Transcribe every entry word for word, but skip the images.

TASK INPUTS ->
::::::
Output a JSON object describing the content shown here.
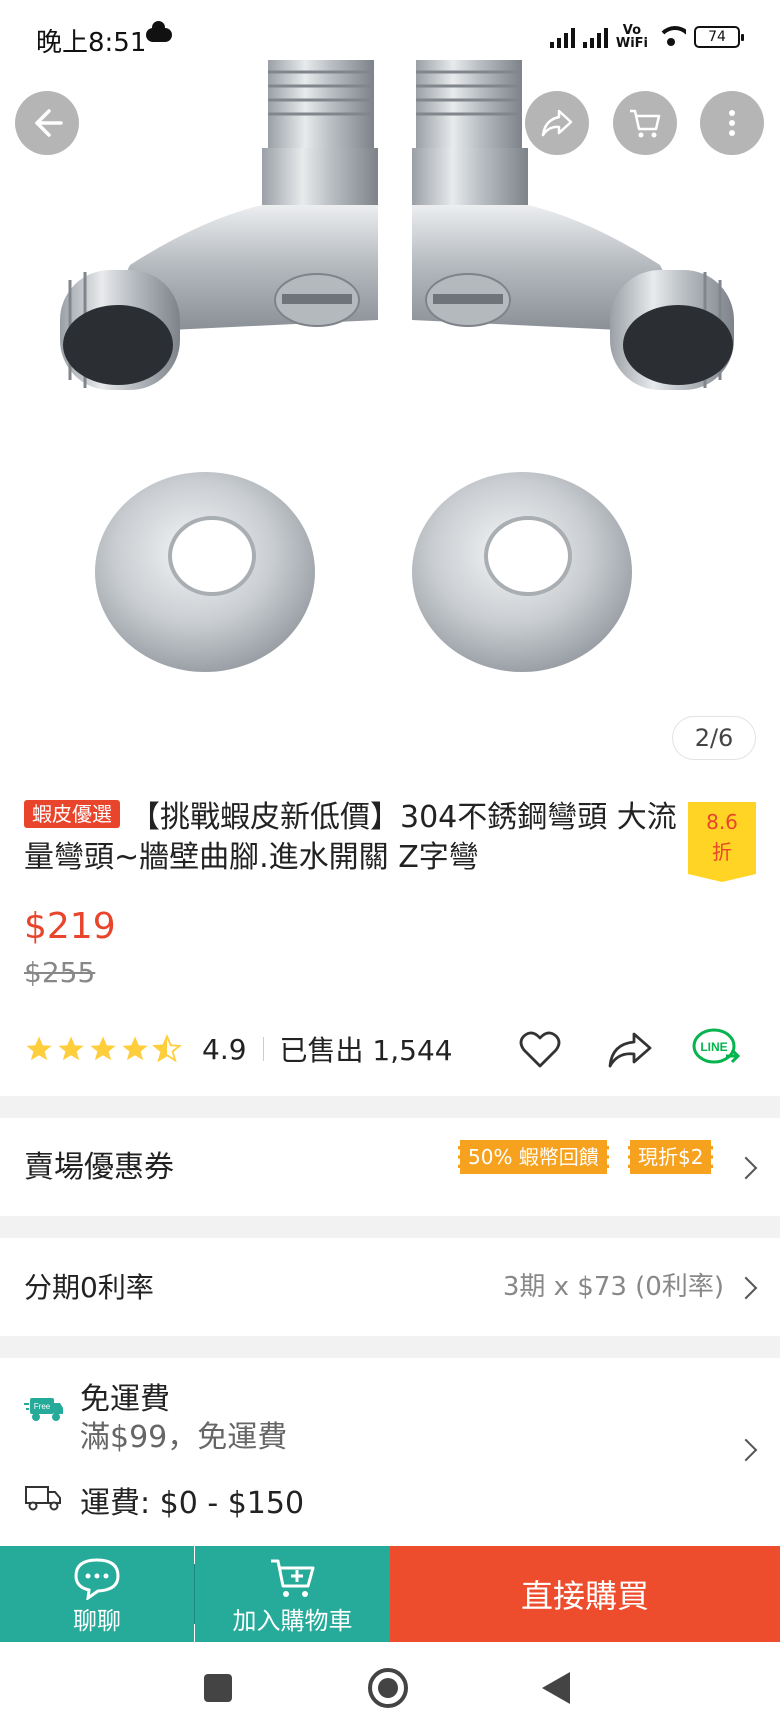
{
  "status_bar": {
    "time": "晚上8:51",
    "network": "Vo WiFi",
    "battery": "74"
  },
  "image_counter": "2/6",
  "product": {
    "mall_badge": "蝦皮優選",
    "title": "【挑戰蝦皮新低價】304不銹鋼彎頭 大流量彎頭~牆壁曲腳.進水開關 Z字彎",
    "discount": {
      "value": "8.6",
      "unit": "折"
    },
    "price": "$219",
    "original_price": "$255",
    "rating": "4.9",
    "rating_stars": 4.5,
    "sold": "已售出 1,544"
  },
  "voucher": {
    "title": "賣場優惠券",
    "tags": [
      "50% 蝦幣回饋",
      "現折$2"
    ]
  },
  "installment": {
    "title": "分期0利率",
    "value": "3期 x $73 (0利率)"
  },
  "shipping": {
    "free_title": "免運費",
    "free_sub": "滿$99，免運費",
    "fee": "運費: $0 - $150",
    "free_badge": "Free"
  },
  "actions": {
    "chat": "聊聊",
    "add_to_cart": "加入購物車",
    "buy_now": "直接購買"
  },
  "colors": {
    "brand": "#ee4d2d",
    "teal": "#26aa99",
    "star": "#ffce3d",
    "voucher": "#f6a21e"
  }
}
::::::
TASK RESULT ->
Output a JSON object describing the content shown here.
{
  "status_bar": {
    "time": "晚上8:51",
    "network": "Vo WiFi",
    "battery": "74"
  },
  "image_counter": "2/6",
  "product": {
    "mall_badge": "蝦皮優選",
    "title": "【挑戰蝦皮新低價】304不銹鋼彎頭 大流量彎頭~牆壁曲腳.進水開關 Z字彎",
    "discount": {
      "value": "8.6",
      "unit": "折"
    },
    "price": "$219",
    "original_price": "$255",
    "rating": "4.9",
    "rating_stars": 4.5,
    "sold": "已售出 1,544"
  },
  "voucher": {
    "title": "賣場優惠券",
    "tags": [
      "50% 蝦幣回饋",
      "現折$2"
    ]
  },
  "installment": {
    "title": "分期0利率",
    "value": "3期 x $73 (0利率)"
  },
  "shipping": {
    "free_title": "免運費",
    "free_sub": "滿$99，免運費",
    "fee": "運費: $0 - $150",
    "free_badge": "Free"
  },
  "actions": {
    "chat": "聊聊",
    "add_to_cart": "加入購物車",
    "buy_now": "直接購買"
  },
  "colors": {
    "brand": "#ee4d2d",
    "teal": "#26aa99",
    "star": "#ffce3d",
    "voucher": "#f6a21e"
  }
}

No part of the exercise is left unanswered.